#### Your objective:
Lines that include the word "обороны" are the ones to copy.

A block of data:
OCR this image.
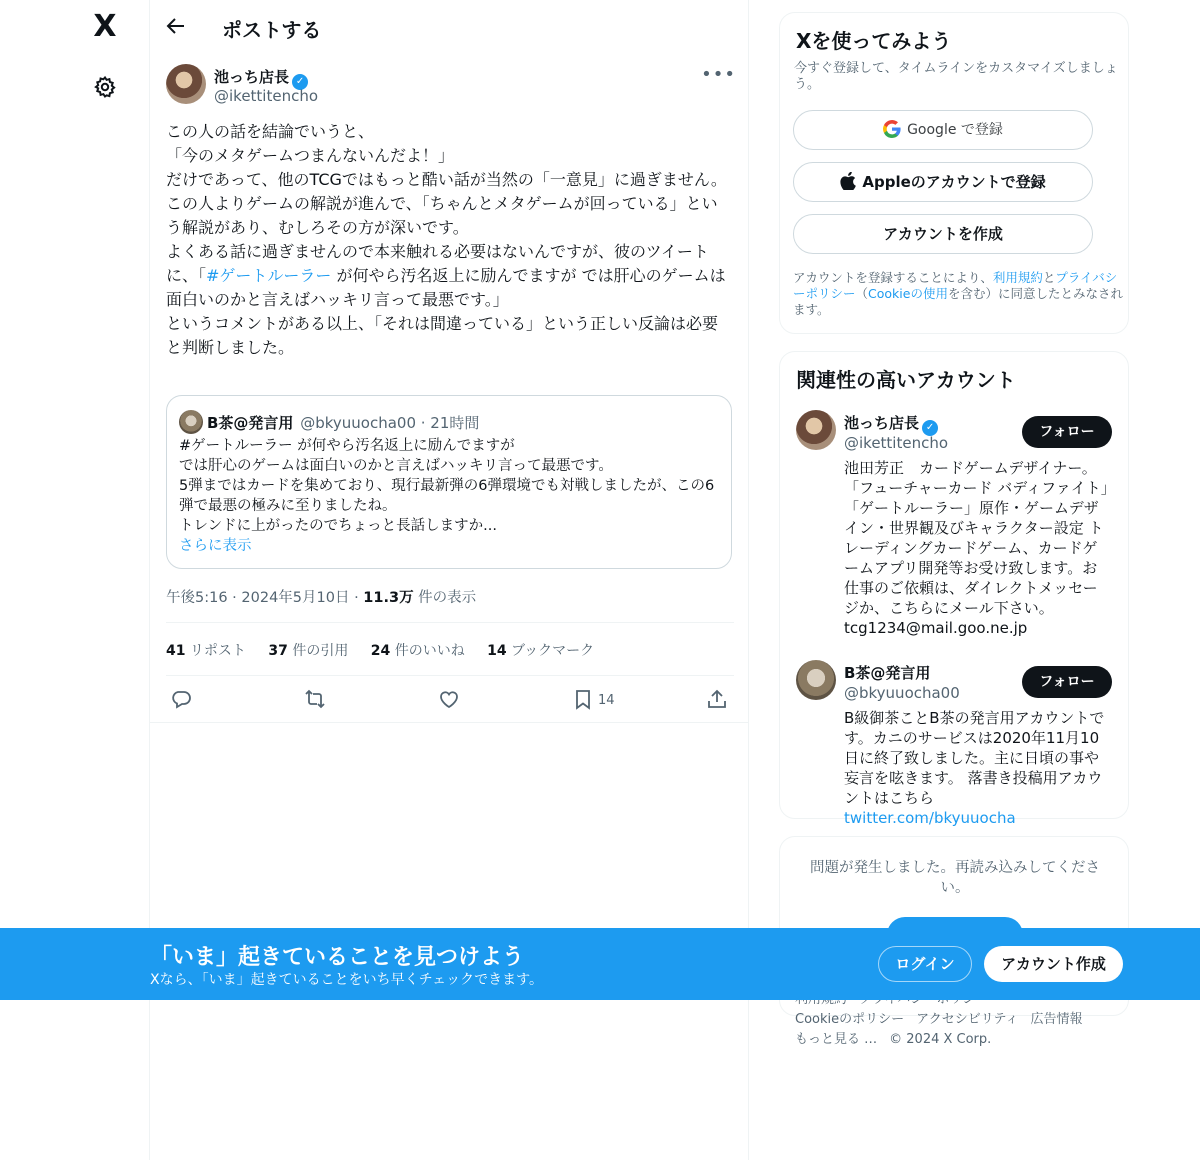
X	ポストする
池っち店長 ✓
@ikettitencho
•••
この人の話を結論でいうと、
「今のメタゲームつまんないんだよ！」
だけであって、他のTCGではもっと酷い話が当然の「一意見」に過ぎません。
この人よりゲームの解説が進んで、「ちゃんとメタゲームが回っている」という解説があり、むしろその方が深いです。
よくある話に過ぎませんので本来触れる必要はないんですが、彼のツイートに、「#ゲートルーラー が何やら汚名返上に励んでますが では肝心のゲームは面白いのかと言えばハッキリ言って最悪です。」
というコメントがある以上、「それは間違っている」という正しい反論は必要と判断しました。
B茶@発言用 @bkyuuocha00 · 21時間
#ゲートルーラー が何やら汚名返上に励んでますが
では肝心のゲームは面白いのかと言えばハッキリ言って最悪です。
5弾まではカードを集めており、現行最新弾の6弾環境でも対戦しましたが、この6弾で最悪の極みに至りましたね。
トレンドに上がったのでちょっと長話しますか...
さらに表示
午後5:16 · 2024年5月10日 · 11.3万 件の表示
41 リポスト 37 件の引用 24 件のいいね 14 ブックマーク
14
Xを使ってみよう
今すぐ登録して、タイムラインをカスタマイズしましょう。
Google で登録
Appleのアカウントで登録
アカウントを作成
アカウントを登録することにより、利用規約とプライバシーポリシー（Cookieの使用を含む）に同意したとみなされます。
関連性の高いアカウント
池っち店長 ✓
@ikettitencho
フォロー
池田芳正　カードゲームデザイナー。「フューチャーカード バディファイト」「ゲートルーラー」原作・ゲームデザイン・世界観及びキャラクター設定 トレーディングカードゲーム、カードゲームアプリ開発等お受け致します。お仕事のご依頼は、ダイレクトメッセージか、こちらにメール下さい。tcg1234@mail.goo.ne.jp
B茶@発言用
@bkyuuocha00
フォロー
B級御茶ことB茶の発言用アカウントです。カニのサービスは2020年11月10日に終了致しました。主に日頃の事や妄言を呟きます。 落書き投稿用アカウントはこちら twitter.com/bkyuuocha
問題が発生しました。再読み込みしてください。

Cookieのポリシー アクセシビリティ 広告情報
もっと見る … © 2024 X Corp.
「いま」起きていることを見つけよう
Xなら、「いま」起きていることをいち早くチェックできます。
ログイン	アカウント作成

* * *

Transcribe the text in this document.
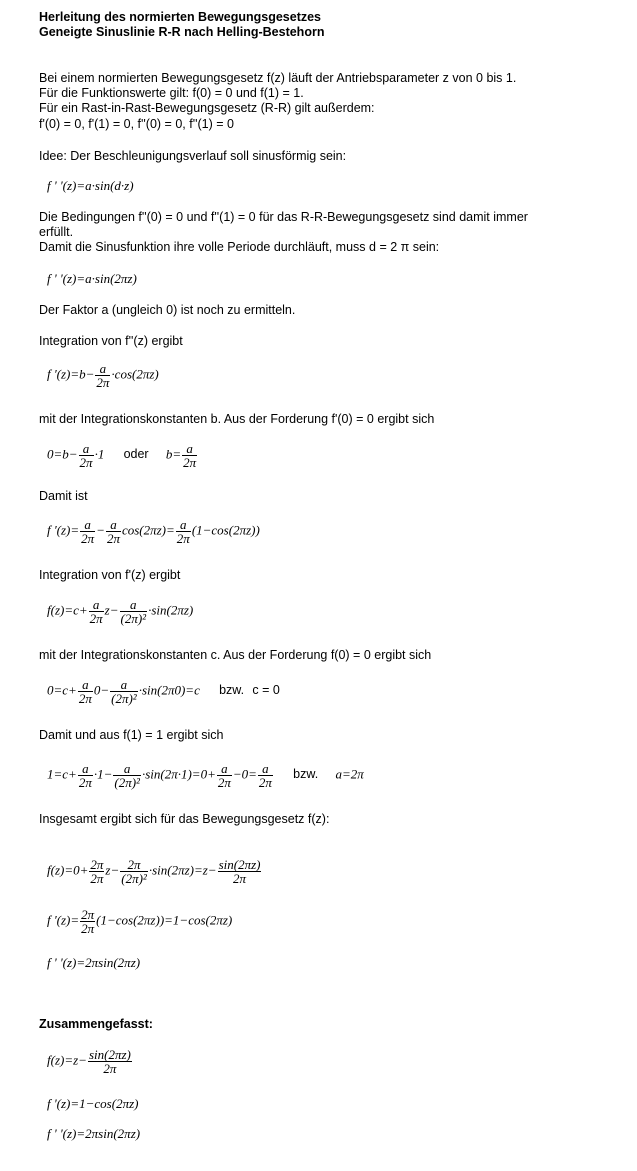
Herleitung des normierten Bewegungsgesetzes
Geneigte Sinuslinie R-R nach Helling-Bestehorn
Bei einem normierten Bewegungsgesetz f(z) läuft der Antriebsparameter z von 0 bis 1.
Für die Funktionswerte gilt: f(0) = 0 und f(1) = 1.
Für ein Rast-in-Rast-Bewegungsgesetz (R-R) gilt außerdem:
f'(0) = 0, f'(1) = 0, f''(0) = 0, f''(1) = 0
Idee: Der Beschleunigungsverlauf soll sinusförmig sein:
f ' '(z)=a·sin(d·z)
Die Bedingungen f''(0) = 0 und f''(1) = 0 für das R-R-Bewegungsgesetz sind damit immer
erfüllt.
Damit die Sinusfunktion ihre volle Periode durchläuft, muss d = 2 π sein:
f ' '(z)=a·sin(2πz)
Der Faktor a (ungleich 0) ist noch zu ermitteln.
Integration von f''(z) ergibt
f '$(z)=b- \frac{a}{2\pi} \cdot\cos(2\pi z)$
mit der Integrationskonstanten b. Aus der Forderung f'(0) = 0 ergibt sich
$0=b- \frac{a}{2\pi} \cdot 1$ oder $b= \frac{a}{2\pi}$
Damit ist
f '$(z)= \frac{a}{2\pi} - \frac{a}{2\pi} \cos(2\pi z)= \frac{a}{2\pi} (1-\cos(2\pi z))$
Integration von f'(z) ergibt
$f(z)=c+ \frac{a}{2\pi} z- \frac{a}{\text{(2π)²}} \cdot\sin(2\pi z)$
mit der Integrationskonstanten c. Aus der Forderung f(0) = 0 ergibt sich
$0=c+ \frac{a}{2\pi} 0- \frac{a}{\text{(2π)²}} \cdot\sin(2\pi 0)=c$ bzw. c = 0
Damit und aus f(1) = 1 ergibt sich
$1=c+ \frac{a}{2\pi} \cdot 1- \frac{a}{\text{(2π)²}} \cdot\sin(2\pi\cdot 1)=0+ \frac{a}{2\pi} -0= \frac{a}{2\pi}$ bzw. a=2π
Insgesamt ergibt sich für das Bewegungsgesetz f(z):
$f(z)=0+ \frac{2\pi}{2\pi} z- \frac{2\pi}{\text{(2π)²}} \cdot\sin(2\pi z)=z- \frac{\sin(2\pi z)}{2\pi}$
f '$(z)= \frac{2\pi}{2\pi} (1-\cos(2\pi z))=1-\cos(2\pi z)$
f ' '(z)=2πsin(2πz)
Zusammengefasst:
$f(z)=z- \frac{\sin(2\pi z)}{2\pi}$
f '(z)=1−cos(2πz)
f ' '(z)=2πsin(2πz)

--

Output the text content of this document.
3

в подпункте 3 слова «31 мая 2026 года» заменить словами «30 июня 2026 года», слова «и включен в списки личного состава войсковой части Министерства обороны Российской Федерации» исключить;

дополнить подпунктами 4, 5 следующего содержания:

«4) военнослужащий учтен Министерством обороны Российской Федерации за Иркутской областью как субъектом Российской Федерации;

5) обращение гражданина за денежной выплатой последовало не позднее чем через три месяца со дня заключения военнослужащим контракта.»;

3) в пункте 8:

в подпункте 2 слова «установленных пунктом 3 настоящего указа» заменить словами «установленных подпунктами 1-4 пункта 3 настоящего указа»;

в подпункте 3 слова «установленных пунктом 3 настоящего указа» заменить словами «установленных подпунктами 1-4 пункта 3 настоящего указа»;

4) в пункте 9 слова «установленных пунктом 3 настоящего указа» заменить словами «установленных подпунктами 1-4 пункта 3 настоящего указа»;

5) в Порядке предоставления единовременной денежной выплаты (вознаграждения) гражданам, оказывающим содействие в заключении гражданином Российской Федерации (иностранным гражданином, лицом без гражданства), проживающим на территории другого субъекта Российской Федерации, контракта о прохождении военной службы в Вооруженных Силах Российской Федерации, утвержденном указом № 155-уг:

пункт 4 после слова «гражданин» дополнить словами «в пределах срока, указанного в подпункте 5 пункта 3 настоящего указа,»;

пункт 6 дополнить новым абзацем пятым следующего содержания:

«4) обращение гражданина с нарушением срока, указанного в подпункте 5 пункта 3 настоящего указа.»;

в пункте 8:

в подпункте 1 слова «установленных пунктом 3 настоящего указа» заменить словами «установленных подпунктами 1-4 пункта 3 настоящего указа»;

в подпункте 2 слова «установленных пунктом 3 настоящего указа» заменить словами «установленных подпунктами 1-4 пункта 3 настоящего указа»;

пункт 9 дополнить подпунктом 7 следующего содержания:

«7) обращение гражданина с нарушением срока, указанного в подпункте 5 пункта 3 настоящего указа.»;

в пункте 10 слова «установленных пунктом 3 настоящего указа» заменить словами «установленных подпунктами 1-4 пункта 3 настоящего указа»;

#### Expected answer:
в подпункте 3 слова «31 мая 2026 года» заменить словами «30 июня 2026 года», слова «и включен в списки личного состава войсковой части Министерства обороны Российской Федерации» исключить;
«4) военнослужащий учтен Министерством обороны Российской Федерации за Иркутской областью как субъектом Российской Федерации;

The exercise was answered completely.